Dataset rows about figures —
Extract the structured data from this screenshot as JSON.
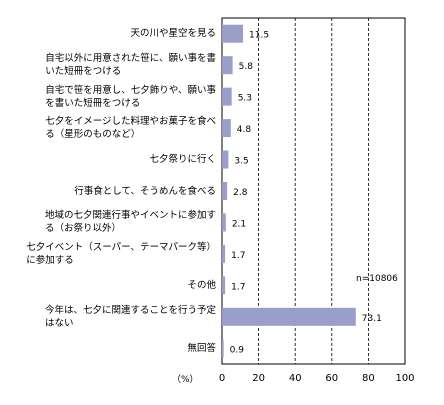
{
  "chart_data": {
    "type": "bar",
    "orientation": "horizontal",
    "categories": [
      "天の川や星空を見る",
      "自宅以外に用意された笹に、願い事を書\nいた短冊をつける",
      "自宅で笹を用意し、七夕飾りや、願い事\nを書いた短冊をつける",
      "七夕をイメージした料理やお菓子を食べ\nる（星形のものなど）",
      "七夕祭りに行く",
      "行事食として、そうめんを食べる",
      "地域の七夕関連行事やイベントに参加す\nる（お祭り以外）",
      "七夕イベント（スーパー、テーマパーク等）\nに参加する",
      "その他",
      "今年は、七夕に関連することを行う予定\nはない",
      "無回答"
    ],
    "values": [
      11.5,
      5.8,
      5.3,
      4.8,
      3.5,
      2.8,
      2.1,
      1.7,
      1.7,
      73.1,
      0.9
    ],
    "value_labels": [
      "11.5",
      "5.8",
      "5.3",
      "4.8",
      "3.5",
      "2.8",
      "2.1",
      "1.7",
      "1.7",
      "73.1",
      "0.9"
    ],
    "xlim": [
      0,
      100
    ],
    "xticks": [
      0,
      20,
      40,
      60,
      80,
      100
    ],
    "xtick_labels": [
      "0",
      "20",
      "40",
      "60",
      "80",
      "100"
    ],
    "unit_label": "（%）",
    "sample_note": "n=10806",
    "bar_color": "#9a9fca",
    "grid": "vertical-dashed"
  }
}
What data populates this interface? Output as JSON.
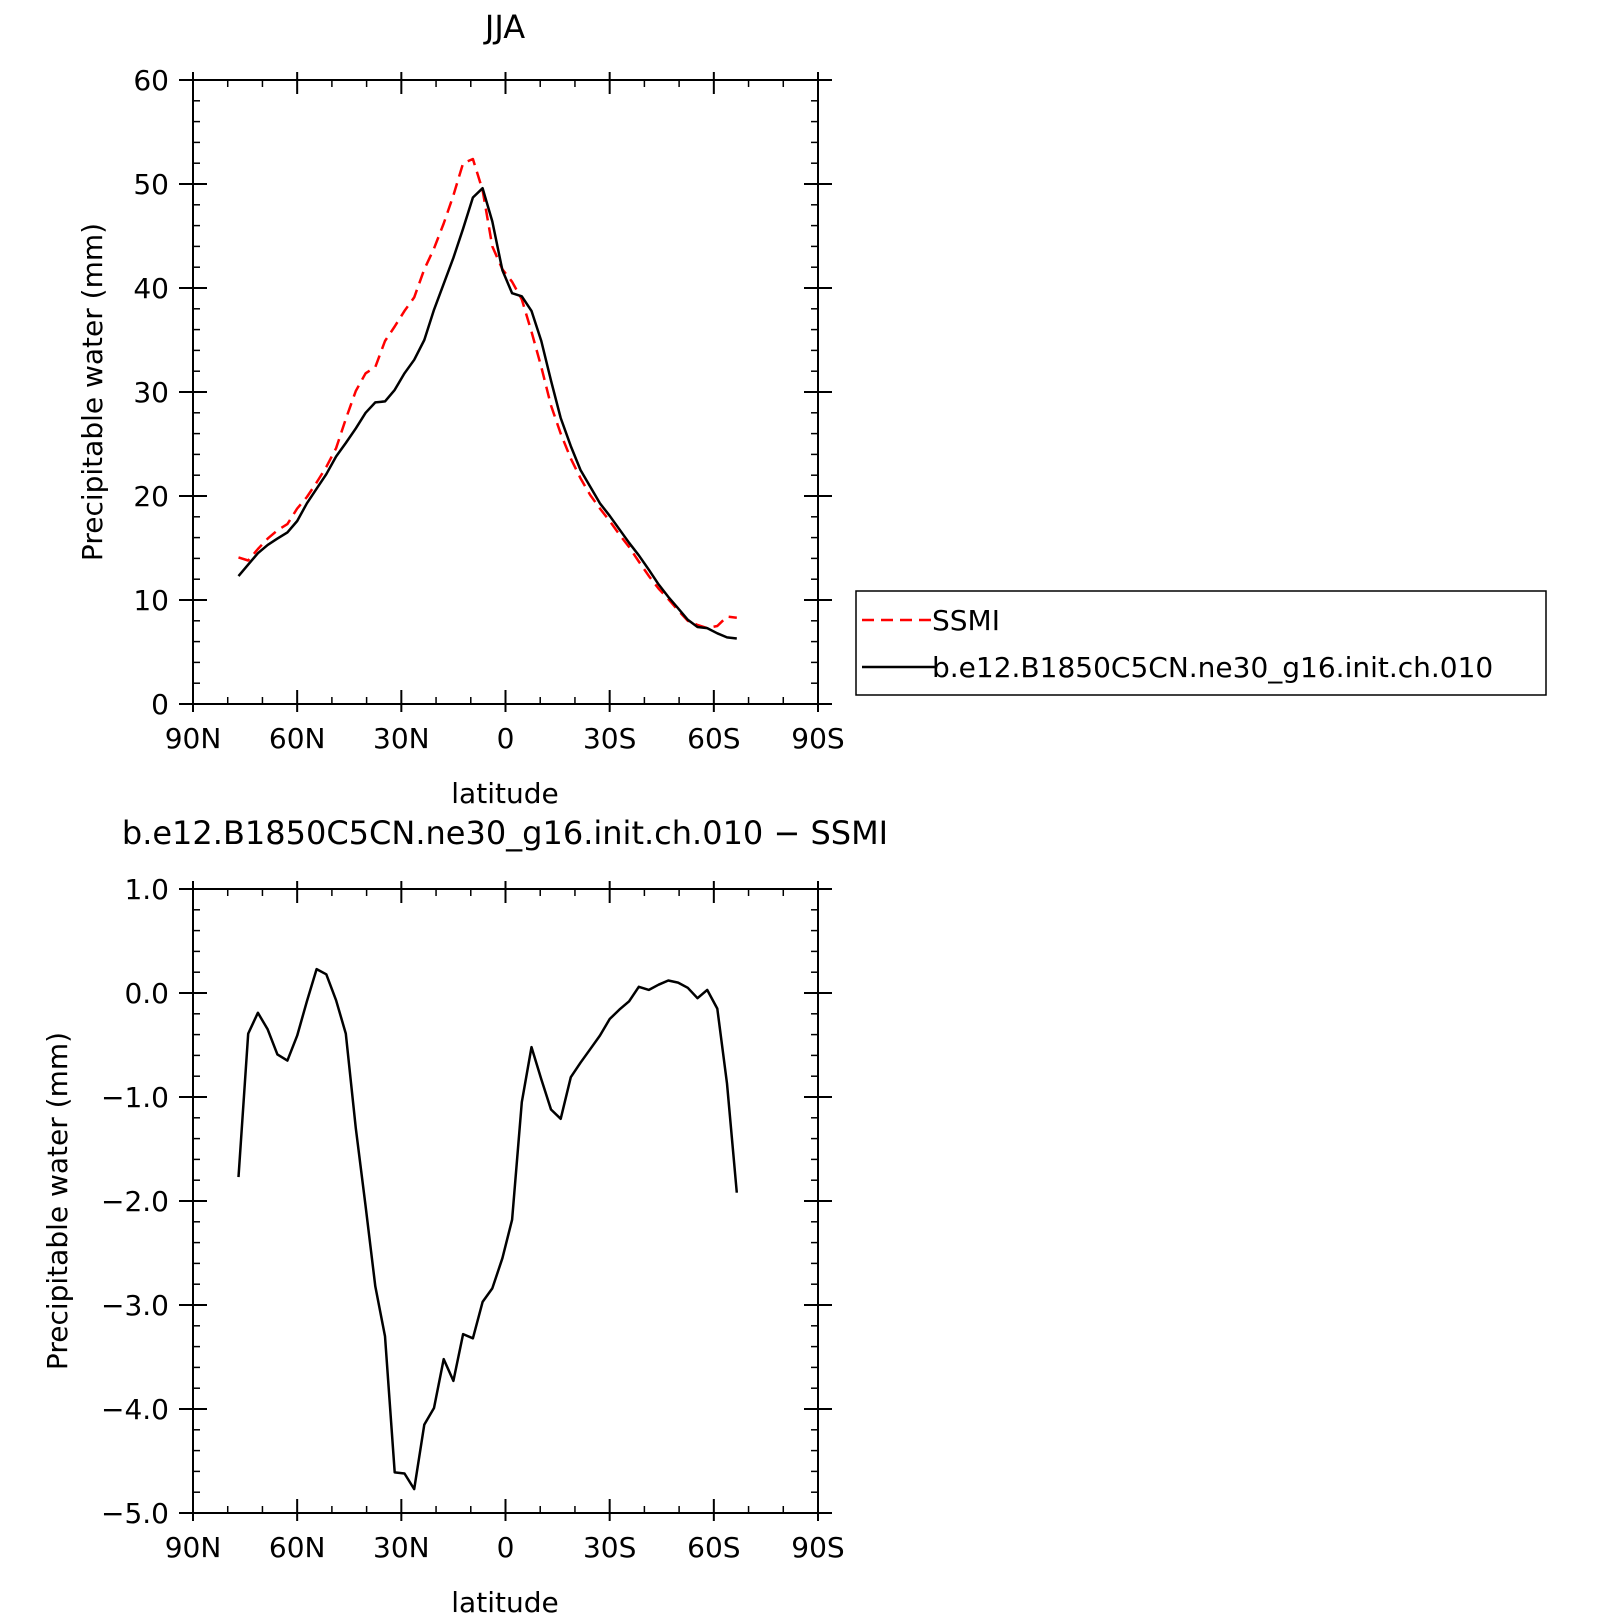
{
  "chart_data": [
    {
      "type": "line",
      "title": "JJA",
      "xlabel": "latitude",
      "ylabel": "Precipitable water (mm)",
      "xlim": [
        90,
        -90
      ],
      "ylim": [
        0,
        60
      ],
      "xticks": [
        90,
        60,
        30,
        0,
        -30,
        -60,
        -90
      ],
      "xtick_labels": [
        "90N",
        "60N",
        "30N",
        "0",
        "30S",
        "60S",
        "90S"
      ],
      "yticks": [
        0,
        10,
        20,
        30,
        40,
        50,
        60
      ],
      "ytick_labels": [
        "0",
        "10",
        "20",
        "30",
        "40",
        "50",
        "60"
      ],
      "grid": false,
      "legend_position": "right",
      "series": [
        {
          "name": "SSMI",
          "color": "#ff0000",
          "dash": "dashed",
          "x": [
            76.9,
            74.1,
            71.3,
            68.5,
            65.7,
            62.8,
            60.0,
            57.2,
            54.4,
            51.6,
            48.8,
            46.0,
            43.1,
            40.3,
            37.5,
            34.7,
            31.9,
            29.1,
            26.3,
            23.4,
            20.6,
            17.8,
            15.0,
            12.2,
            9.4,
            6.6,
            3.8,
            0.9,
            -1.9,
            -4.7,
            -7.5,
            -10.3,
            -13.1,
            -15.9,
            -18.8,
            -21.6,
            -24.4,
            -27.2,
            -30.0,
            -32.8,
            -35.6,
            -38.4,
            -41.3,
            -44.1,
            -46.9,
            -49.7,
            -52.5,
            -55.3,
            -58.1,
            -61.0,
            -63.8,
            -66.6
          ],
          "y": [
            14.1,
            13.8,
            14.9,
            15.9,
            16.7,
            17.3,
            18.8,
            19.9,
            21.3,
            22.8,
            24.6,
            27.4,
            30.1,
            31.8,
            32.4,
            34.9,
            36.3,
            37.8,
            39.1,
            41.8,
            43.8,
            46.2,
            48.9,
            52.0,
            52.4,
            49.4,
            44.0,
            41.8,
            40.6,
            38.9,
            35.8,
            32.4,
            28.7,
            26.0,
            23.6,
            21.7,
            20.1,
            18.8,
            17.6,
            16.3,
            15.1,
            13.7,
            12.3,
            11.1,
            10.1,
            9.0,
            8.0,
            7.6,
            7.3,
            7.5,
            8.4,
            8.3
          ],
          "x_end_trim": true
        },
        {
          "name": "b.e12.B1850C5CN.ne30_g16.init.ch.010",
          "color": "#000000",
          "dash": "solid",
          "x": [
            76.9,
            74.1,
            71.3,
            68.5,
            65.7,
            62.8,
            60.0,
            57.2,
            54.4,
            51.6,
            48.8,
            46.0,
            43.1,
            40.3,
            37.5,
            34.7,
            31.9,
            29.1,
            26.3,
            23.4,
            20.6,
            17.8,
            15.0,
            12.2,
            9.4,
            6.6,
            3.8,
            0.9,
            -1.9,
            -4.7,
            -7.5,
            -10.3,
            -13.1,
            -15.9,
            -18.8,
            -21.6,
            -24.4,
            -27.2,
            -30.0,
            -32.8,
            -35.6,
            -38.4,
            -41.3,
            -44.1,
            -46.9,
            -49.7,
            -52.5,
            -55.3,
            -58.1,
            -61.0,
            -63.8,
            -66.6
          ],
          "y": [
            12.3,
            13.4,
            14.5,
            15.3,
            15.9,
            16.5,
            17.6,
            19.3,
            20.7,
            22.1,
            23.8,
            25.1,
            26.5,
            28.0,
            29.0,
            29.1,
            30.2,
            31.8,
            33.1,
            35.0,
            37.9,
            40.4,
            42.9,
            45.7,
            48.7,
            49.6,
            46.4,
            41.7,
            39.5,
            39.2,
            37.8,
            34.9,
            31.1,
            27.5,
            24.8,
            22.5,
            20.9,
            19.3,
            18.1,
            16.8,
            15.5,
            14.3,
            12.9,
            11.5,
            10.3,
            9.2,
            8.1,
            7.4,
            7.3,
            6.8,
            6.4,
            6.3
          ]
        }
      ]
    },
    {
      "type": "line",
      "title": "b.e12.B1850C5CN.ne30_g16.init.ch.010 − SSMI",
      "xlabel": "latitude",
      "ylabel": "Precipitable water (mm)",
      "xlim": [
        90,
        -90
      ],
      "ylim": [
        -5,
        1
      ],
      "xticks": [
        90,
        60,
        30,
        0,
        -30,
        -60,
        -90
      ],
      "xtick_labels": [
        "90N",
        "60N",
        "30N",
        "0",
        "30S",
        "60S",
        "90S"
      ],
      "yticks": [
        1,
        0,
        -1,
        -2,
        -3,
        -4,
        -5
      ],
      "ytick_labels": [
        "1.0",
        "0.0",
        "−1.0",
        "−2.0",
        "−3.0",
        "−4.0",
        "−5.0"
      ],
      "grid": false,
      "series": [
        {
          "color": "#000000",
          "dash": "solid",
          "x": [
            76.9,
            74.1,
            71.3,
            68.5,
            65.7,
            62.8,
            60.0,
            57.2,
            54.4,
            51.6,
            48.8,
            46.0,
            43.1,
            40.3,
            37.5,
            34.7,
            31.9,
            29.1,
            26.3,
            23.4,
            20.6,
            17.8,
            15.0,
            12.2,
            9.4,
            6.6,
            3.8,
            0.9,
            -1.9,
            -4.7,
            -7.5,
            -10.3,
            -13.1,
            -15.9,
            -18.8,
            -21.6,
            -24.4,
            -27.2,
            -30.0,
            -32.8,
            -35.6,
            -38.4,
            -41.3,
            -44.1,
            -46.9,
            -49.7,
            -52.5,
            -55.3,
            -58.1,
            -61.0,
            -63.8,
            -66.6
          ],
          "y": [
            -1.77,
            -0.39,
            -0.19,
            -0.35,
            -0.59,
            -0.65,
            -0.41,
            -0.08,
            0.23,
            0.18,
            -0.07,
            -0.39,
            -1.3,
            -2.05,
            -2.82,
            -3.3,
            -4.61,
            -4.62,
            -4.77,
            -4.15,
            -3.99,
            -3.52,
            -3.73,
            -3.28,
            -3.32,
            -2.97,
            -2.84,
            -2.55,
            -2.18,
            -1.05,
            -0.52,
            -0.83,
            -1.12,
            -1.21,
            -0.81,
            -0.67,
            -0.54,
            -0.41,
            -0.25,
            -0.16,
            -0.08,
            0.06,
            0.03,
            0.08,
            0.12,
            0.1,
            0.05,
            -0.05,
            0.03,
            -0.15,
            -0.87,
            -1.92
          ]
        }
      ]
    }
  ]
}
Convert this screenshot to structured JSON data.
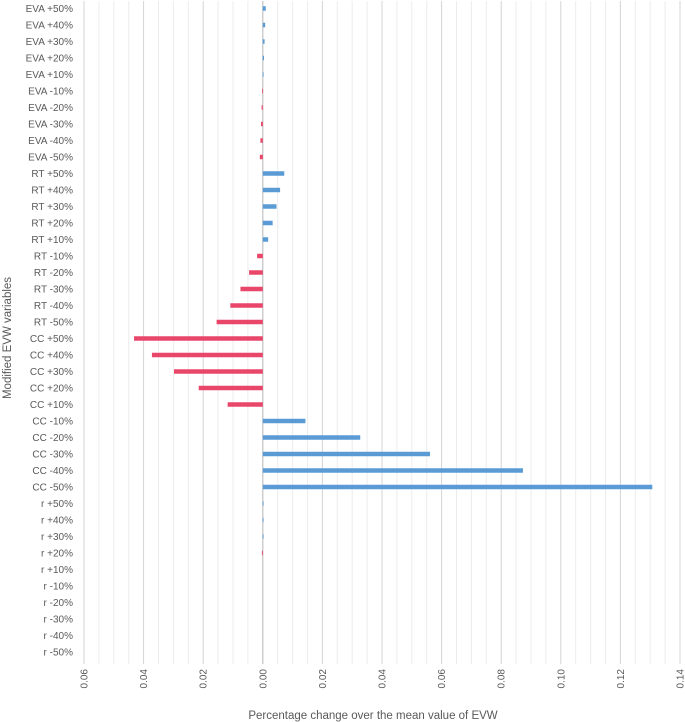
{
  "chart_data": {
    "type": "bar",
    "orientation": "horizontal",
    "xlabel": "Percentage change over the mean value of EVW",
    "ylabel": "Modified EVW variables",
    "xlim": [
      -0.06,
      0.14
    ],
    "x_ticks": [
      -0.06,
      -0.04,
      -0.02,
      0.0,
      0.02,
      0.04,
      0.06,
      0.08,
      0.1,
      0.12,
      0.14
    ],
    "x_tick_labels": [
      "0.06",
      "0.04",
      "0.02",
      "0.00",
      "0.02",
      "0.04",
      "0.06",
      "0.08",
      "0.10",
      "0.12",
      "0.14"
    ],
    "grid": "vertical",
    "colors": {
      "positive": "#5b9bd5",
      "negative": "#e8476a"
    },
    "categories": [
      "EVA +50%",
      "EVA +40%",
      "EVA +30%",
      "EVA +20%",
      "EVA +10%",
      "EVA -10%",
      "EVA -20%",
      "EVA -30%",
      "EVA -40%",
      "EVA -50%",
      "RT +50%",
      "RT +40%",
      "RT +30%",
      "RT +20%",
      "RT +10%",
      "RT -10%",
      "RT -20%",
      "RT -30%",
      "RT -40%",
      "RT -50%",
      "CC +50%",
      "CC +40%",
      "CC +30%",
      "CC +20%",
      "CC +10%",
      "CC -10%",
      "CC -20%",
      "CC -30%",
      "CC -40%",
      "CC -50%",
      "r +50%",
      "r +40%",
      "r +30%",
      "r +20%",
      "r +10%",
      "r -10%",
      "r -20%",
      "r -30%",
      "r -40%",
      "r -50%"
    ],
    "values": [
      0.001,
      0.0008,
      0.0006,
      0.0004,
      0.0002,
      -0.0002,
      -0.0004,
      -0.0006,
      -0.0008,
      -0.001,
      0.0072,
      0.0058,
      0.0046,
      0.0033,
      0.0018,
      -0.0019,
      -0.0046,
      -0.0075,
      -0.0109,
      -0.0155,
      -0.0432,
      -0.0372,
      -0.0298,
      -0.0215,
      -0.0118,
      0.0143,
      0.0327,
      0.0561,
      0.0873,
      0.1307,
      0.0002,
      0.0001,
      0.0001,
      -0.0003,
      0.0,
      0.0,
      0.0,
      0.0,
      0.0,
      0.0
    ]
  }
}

WHAT YOU WILL DO — Where a line in the material above holds "structured", copy that line.

EXPECTED ANSWER —
Extract the structured data from this screenshot as JSON.
Convert this screenshot to structured JSON data.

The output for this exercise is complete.